> WRITTEN EXERCISE
Only the number is needed: how many lines of the records include "have"?

Data excerpts:
____
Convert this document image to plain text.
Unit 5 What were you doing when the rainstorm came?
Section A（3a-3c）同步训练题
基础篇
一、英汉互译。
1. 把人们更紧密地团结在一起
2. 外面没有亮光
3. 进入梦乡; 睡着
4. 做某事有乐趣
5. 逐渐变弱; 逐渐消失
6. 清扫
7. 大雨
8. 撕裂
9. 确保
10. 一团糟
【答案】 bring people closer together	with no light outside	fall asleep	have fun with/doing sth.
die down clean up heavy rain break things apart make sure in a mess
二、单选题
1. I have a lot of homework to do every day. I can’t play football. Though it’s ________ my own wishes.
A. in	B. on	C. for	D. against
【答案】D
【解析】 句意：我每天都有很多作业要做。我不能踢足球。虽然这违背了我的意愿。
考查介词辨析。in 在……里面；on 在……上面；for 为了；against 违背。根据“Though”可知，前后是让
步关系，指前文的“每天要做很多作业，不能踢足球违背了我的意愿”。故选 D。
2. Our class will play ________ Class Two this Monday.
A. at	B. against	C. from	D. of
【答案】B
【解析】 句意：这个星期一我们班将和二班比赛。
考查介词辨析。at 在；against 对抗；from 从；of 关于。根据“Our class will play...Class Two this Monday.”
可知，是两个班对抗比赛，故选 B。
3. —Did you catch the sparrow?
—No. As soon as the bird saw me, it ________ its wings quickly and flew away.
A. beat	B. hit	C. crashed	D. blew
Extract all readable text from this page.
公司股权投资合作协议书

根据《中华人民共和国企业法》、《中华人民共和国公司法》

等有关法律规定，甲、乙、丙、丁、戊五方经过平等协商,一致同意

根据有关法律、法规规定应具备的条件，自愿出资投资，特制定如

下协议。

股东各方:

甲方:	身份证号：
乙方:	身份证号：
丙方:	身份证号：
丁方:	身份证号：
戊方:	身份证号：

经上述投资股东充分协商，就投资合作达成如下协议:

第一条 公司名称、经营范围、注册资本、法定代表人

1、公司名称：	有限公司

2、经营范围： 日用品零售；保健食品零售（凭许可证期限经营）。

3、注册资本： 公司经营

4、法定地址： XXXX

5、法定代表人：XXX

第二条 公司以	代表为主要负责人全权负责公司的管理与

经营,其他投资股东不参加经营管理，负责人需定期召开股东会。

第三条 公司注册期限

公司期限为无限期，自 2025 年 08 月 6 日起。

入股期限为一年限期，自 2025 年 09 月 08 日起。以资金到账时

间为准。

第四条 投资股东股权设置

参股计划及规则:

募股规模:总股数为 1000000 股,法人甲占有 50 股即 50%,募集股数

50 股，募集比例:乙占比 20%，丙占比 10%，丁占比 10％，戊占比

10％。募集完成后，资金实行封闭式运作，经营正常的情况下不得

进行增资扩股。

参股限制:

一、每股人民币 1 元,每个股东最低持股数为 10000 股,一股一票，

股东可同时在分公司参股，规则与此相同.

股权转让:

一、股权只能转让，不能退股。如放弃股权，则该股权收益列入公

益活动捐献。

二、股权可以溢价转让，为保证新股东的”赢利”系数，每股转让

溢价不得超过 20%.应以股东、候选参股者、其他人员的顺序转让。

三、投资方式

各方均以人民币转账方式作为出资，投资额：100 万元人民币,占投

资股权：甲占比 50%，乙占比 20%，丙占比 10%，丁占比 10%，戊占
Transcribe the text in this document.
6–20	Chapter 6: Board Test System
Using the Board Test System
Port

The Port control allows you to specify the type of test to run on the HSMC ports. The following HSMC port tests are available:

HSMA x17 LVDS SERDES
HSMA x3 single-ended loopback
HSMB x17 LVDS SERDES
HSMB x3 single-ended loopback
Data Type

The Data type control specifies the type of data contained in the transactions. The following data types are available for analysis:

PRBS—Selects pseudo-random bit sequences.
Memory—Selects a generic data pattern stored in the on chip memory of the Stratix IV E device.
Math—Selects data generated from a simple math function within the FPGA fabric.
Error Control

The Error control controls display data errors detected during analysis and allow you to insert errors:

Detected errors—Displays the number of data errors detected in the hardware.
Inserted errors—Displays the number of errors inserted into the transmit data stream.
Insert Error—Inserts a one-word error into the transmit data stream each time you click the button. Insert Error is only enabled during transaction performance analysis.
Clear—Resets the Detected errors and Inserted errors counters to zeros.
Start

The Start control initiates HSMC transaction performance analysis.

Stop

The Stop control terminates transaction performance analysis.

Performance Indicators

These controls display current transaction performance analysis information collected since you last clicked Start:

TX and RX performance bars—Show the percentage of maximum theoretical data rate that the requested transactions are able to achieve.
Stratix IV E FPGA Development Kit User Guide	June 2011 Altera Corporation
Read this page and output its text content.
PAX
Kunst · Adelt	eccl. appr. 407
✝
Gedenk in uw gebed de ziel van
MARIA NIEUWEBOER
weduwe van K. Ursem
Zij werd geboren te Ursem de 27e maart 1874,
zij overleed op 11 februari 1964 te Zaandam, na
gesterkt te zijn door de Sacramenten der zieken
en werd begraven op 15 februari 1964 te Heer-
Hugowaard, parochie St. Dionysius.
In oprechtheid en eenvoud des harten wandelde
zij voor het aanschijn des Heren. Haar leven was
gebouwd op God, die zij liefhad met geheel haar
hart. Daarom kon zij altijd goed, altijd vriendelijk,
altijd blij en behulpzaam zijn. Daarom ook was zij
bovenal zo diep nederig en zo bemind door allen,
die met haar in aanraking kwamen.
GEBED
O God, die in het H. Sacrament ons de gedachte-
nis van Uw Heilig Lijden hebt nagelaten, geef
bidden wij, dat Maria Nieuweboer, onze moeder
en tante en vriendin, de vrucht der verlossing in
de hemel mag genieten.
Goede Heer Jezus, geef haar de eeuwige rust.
____
> THE ANSWER
2